WHAT THIS TASK INVOLVES = From the entries below, count the lines with "subtitle". Write only the count.

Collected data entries

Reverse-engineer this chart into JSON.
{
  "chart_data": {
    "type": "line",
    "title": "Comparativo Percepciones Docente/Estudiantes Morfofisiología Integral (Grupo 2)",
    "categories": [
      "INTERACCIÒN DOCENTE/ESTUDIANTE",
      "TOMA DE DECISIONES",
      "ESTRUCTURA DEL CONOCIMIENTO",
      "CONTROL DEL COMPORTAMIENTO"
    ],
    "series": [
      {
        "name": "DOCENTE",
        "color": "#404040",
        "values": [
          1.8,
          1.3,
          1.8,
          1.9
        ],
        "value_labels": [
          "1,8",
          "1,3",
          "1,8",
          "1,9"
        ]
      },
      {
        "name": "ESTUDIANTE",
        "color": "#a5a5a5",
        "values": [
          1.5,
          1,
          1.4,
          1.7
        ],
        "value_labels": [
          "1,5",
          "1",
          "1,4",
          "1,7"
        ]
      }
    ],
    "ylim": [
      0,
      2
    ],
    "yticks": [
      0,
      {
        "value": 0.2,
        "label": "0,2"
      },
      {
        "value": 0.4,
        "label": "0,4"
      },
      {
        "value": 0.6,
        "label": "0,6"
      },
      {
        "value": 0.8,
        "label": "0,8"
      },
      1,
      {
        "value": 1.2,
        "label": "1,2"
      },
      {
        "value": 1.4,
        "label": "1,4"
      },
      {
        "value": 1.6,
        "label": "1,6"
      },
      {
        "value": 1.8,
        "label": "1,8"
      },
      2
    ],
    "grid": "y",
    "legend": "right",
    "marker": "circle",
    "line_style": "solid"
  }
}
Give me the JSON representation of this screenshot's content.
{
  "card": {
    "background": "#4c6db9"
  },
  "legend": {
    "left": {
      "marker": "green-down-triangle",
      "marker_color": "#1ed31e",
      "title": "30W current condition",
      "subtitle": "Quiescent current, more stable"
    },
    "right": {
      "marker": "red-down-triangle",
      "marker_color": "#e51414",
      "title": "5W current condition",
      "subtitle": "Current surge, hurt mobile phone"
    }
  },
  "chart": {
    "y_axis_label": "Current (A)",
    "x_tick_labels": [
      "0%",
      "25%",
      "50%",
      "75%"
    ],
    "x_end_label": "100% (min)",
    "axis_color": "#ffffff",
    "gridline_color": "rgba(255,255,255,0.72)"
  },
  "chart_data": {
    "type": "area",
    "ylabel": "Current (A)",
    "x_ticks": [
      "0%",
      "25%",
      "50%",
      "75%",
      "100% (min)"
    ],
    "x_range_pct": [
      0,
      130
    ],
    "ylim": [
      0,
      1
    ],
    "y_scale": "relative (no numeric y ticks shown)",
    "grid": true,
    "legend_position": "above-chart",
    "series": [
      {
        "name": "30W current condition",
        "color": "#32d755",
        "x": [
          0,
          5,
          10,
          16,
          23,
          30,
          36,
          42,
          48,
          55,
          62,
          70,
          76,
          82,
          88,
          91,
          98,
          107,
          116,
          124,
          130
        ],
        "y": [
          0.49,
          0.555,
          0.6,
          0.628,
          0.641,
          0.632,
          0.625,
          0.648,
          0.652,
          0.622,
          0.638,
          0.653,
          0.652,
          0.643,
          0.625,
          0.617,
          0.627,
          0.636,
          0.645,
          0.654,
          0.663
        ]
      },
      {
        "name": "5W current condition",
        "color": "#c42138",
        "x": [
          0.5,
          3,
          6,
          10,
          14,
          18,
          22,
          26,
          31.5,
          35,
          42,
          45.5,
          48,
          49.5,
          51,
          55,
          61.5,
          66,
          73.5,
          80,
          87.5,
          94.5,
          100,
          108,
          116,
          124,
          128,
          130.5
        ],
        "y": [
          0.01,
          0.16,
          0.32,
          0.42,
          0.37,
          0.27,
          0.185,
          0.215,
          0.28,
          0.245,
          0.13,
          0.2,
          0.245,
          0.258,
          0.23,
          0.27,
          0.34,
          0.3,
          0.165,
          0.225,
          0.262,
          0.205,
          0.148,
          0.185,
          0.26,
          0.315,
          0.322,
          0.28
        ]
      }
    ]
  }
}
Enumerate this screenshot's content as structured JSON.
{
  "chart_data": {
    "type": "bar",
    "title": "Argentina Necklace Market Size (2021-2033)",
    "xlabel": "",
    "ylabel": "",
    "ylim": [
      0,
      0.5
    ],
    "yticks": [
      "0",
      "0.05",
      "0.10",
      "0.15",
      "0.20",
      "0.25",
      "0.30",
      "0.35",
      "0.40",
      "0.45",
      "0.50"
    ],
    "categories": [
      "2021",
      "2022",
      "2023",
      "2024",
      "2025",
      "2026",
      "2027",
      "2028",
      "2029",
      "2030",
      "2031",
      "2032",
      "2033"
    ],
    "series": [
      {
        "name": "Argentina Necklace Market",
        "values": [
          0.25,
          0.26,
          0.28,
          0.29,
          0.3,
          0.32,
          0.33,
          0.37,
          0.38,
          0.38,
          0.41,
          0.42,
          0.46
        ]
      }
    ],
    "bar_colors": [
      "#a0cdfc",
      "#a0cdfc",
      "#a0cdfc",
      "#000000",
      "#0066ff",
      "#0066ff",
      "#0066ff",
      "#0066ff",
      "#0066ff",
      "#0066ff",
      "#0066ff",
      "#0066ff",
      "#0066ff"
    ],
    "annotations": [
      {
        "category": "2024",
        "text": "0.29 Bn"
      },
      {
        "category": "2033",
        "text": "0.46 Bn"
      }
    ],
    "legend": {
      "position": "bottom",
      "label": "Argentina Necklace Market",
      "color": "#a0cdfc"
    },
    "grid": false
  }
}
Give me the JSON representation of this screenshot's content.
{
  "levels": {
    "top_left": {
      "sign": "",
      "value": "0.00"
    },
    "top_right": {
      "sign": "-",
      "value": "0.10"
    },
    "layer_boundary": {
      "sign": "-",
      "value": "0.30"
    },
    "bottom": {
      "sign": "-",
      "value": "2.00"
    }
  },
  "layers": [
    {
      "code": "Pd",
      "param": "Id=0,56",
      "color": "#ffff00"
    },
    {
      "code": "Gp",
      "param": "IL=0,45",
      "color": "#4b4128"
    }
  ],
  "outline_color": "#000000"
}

CORRECT RESULT = 2